╭─ Data for the task

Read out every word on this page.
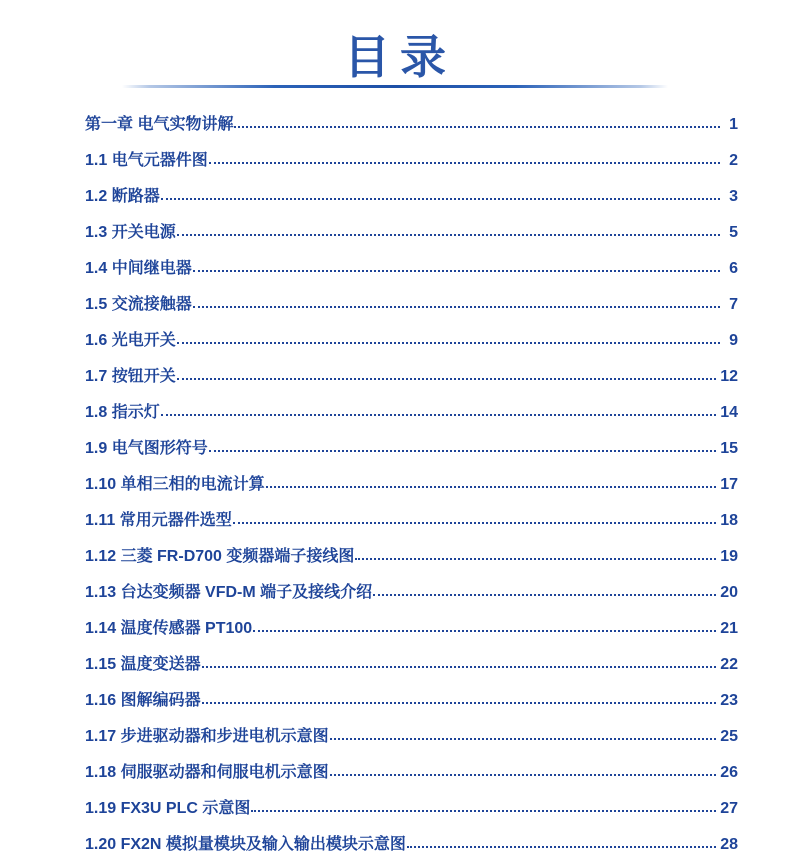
目录
第一章 电气实物讲解	1
1.1 电气元器件图	2
1.2 断路器	3
1.3 开关电源	5
1.4 中间继电器	6
1.5 交流接触器	7
1.6 光电开关	9
1.7 按钮开关	12
1.8 指示灯	14
1.9 电气图形符号	15
1.10 单相三相的电流计算	17
1.11 常用元器件选型	18
1.12 三菱 FR-D700 变频器端子接线图	19
1.13 台达变频器 VFD-M 端子及接线介绍	20
1.14 温度传感器 PT100	21
1.15 温度变送器	22
1.16 图解编码器	23
1.17 步进驱动器和步进电机示意图	25
1.18 伺服驱动器和伺服电机示意图	26
1.19 FX3U PLC 示意图	27
1.20 FX2N 模拟量模块及输入输出模块示意图	28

╰─

- Description of the task -
Leave the images out and output the remaining material exactly as it stands.

- Task answer -
Read out every word on this page.
目录
第一章 电气实物讲解	1
1.1 电气元器件图	2
1.2 断路器	3
1.3 开关电源	5
1.4 中间继电器	6
1.5 交流接触器	7
1.6 光电开关	9
1.7 按钮开关	12
1.8 指示灯	14
1.9 电气图形符号	15
1.10 单相三相的电流计算	17
1.11 常用元器件选型	18
1.12 三菱 FR-D700 变频器端子接线图	19
1.13 台达变频器 VFD-M 端子及接线介绍	20
1.14 温度传感器 PT100	21
1.15 温度变送器	22
1.16 图解编码器	23
1.17 步进驱动器和步进电机示意图	25
1.18 伺服驱动器和伺服电机示意图	26
1.19 FX3U PLC 示意图	27
1.20 FX2N 模拟量模块及输入输出模块示意图	28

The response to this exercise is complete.